Transcribe all records exactly.

──────

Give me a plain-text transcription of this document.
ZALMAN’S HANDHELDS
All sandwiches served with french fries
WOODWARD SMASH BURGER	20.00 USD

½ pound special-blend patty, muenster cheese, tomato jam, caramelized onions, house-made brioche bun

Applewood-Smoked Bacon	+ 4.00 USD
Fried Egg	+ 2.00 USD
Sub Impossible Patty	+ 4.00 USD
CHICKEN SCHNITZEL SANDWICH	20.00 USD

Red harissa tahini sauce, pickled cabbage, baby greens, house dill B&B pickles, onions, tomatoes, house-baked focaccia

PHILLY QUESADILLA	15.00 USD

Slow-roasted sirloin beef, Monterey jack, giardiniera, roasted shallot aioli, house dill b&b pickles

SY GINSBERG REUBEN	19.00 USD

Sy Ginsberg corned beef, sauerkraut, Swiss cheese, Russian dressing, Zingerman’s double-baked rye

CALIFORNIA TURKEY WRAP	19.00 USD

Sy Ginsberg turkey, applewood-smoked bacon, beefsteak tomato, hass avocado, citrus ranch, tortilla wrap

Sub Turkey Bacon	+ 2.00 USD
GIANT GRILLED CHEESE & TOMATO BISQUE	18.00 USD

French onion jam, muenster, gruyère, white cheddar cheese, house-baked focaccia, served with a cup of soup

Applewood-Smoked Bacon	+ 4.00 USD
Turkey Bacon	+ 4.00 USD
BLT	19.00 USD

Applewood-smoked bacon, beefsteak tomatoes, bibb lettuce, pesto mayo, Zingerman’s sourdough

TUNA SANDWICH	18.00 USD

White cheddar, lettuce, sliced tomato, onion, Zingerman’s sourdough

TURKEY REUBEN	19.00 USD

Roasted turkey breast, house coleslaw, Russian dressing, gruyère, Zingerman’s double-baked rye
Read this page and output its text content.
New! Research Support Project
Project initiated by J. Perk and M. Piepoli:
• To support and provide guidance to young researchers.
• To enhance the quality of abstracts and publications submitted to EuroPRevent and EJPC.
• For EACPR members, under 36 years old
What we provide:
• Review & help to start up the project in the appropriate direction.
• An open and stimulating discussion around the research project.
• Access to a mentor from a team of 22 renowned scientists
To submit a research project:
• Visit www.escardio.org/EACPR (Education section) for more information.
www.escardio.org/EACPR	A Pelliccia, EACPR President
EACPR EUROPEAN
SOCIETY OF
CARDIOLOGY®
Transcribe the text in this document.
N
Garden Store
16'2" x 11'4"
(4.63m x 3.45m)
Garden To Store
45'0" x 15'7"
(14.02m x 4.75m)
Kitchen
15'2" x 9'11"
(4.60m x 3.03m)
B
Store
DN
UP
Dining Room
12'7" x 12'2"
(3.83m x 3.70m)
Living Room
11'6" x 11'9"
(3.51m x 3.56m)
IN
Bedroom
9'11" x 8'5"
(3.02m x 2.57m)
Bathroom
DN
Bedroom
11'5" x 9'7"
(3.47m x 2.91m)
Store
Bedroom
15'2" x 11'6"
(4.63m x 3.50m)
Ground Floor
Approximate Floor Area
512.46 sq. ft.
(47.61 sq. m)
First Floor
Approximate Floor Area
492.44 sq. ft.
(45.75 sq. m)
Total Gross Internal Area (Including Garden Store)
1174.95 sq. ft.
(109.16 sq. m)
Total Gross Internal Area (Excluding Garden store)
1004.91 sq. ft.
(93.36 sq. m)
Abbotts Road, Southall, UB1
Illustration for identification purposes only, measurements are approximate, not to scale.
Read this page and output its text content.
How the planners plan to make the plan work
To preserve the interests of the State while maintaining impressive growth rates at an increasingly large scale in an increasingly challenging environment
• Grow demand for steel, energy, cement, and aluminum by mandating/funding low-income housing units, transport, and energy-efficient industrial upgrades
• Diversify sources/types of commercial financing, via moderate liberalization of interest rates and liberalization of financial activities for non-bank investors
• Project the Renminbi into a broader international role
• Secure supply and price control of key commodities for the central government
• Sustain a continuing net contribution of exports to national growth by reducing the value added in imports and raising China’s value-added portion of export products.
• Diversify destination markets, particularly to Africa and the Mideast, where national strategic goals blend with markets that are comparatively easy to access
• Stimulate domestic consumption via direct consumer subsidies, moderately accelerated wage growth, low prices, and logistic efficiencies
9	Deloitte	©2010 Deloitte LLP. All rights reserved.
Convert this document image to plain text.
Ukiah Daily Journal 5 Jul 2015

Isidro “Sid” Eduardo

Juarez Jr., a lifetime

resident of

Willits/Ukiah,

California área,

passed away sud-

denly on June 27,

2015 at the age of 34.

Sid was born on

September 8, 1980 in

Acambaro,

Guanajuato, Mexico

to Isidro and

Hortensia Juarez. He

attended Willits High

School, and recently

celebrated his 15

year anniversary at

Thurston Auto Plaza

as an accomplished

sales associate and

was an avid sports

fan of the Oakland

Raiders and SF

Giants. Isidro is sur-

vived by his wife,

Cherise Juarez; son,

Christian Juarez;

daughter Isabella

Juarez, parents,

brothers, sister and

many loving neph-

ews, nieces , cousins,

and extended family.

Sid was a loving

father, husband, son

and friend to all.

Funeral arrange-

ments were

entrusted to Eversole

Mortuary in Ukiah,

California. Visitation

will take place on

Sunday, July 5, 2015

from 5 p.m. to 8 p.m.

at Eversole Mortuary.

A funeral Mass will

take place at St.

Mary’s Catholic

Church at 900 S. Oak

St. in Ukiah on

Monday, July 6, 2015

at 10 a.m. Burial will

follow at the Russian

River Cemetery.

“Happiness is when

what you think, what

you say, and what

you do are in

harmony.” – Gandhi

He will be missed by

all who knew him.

──────

Output for this exercise ->
Give me a plain-text transcription of this document.
ZALMAN’S HANDHELDS
All sandwiches served with french fries
WOODWARD SMASH BURGER	20.00 USD

½ pound special-blend patty, muenster cheese, tomato jam, caramelized onions, house-made brioche bun

Applewood-Smoked Bacon	+ 4.00 USD
Fried Egg	+ 2.00 USD
Sub Impossible Patty	+ 4.00 USD
CHICKEN SCHNITZEL SANDWICH	20.00 USD

Red harissa tahini sauce, pickled cabbage, baby greens, house dill B&B pickles, onions, tomatoes, house-baked focaccia

PHILLY QUESADILLA	15.00 USD

Slow-roasted sirloin beef, Monterey jack, giardiniera, roasted shallot aioli, house dill b&b pickles

SY GINSBERG REUBEN	19.00 USD

Sy Ginsberg corned beef, sauerkraut, Swiss cheese, Russian dressing, Zingerman’s double-baked rye

CALIFORNIA TURKEY WRAP	19.00 USD

Sy Ginsberg turkey, applewood-smoked bacon, beefsteak tomato, hass avocado, citrus ranch, tortilla wrap

Sub Turkey Bacon	+ 2.00 USD
GIANT GRILLED CHEESE & TOMATO BISQUE	18.00 USD

French onion jam, muenster, gruyère, white cheddar cheese, house-baked focaccia, served with a cup of soup

Applewood-Smoked Bacon	+ 4.00 USD
Turkey Bacon	+ 4.00 USD
BLT	19.00 USD

Applewood-smoked bacon, beefsteak tomatoes, bibb lettuce, pesto mayo, Zingerman’s sourdough

TUNA SANDWICH	18.00 USD

White cheddar, lettuce, sliced tomato, onion, Zingerman’s sourdough

TURKEY REUBEN	19.00 USD

Roasted turkey breast, house coleslaw, Russian dressing, gruyère, Zingerman’s double-baked rye
Read this page and output its text content.
New! Research Support Project
Project initiated by J. Perk and M. Piepoli:
• To support and provide guidance to young researchers.
• To enhance the quality of abstracts and publications submitted to EuroPRevent and EJPC.
• For EACPR members, under 36 years old
What we provide:
• Review & help to start up the project in the appropriate direction.
• An open and stimulating discussion around the research project.
• Access to a mentor from a team of 22 renowned scientists
To submit a research project:
• Visit www.escardio.org/EACPR (Education section) for more information.
www.escardio.org/EACPR	A Pelliccia, EACPR President
EACPR EUROPEAN
SOCIETY OF
CARDIOLOGY®
Transcribe the text in this document.
N
Garden Store
16'2" x 11'4"
(4.63m x 3.45m)
Garden To Store
45'0" x 15'7"
(14.02m x 4.75m)
Kitchen
15'2" x 9'11"
(4.60m x 3.03m)
B
Store
DN
UP
Dining Room
12'7" x 12'2"
(3.83m x 3.70m)
Living Room
11'6" x 11'9"
(3.51m x 3.56m)
IN
Bedroom
9'11" x 8'5"
(3.02m x 2.57m)
Bathroom
DN
Bedroom
11'5" x 9'7"
(3.47m x 2.91m)
Store
Bedroom
15'2" x 11'6"
(4.63m x 3.50m)
Ground Floor
Approximate Floor Area
512.46 sq. ft.
(47.61 sq. m)
First Floor
Approximate Floor Area
492.44 sq. ft.
(45.75 sq. m)
Total Gross Internal Area (Including Garden Store)
1174.95 sq. ft.
(109.16 sq. m)
Total Gross Internal Area (Excluding Garden store)
1004.91 sq. ft.
(93.36 sq. m)
Abbotts Road, Southall, UB1
Illustration for identification purposes only, measurements are approximate, not to scale.
Read this page and output its text content.
How the planners plan to make the plan work
To preserve the interests of the State while maintaining impressive growth rates at an increasingly large scale in an increasingly challenging environment
• Grow demand for steel, energy, cement, and aluminum by mandating/funding low-income housing units, transport, and energy-efficient industrial upgrades
• Diversify sources/types of commercial financing, via moderate liberalization of interest rates and liberalization of financial activities for non-bank investors
• Project the Renminbi into a broader international role
• Secure supply and price control of key commodities for the central government
• Sustain a continuing net contribution of exports to national growth by reducing the value added in imports and raising China’s value-added portion of export products.
• Diversify destination markets, particularly to Africa and the Mideast, where national strategic goals blend with markets that are comparatively easy to access
• Stimulate domestic consumption via direct consumer subsidies, moderately accelerated wage growth, low prices, and logistic efficiencies
9	Deloitte	©2010 Deloitte LLP. All rights reserved.
Convert this document image to plain text.
Ukiah Daily Journal 5 Jul 2015

Isidro “Sid” Eduardo

Juarez Jr., a lifetime

resident of

Willits/Ukiah,

California área,

passed away sud-

denly on June 27,

2015 at the age of 34.

Sid was born on

September 8, 1980 in

Acambaro,

Guanajuato, Mexico

to Isidro and

Hortensia Juarez. He

attended Willits High

School, and recently

celebrated his 15

year anniversary at

Thurston Auto Plaza

as an accomplished

sales associate and

was an avid sports

fan of the Oakland

Raiders and SF

Giants. Isidro is sur-

vived by his wife,

Cherise Juarez; son,

Christian Juarez;

daughter Isabella

Juarez, parents,

brothers, sister and

many loving neph-

ews, nieces , cousins,

and extended family.

Sid was a loving

father, husband, son

and friend to all.

Funeral arrange-

ments were

entrusted to Eversole

Mortuary in Ukiah,

California. Visitation

will take place on

Sunday, July 5, 2015

from 5 p.m. to 8 p.m.

at Eversole Mortuary.

A funeral Mass will

take place at St.

Mary’s Catholic

Church at 900 S. Oak

St. in Ukiah on

Monday, July 6, 2015

at 10 a.m. Burial will

follow at the Russian

River Cemetery.

“Happiness is when

what you think, what

you say, and what

you do are in

harmony.” – Gandhi

He will be missed by

all who knew him.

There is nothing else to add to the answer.